§ TASK DIRECTIONS
Below are some records; repeat them all exactly, minus the pictures.

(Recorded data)
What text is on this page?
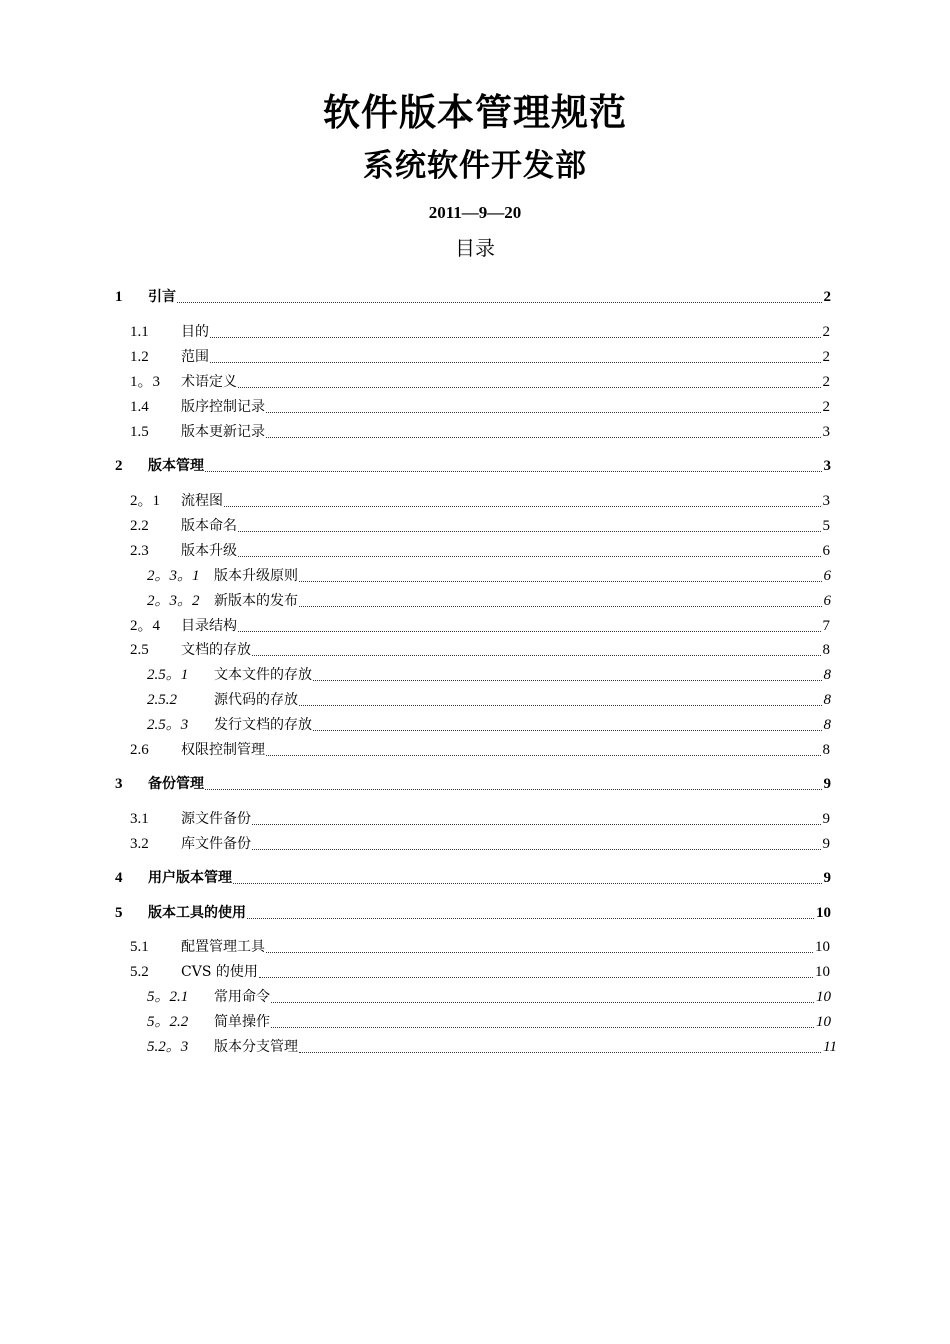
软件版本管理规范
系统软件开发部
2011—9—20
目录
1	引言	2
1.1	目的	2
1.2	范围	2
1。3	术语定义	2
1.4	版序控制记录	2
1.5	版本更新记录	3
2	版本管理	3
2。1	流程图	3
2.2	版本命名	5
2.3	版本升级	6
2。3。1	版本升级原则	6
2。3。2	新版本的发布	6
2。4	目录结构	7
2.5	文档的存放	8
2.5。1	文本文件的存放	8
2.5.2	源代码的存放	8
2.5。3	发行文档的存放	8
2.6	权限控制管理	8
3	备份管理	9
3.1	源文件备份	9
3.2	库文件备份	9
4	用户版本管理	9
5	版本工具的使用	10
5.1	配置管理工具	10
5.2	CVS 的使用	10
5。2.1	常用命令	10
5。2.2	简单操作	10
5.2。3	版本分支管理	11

§ THE ANSWER
What text is on this page?
软件版本管理规范
系统软件开发部
2011—9—20
目录
1	引言	2
1.1	目的	2
1.2	范围	2
1。3	术语定义	2
1.4	版序控制记录	2
1.5	版本更新记录	3
2	版本管理	3
2。1	流程图	3
2.2	版本命名	5
2.3	版本升级	6
2。3。1	版本升级原则	6
2。3。2	新版本的发布	6
2。4	目录结构	7
2.5	文档的存放	8
2.5。1	文本文件的存放	8
2.5.2	源代码的存放	8
2.5。3	发行文档的存放	8
2.6	权限控制管理	8
3	备份管理	9
3.1	源文件备份	9
3.2	库文件备份	9
4	用户版本管理	9
5	版本工具的使用	10
5.1	配置管理工具	10
5.2	CVS 的使用	10
5。2.1	常用命令	10
5。2.2	简单操作	10
5.2。3	版本分支管理	11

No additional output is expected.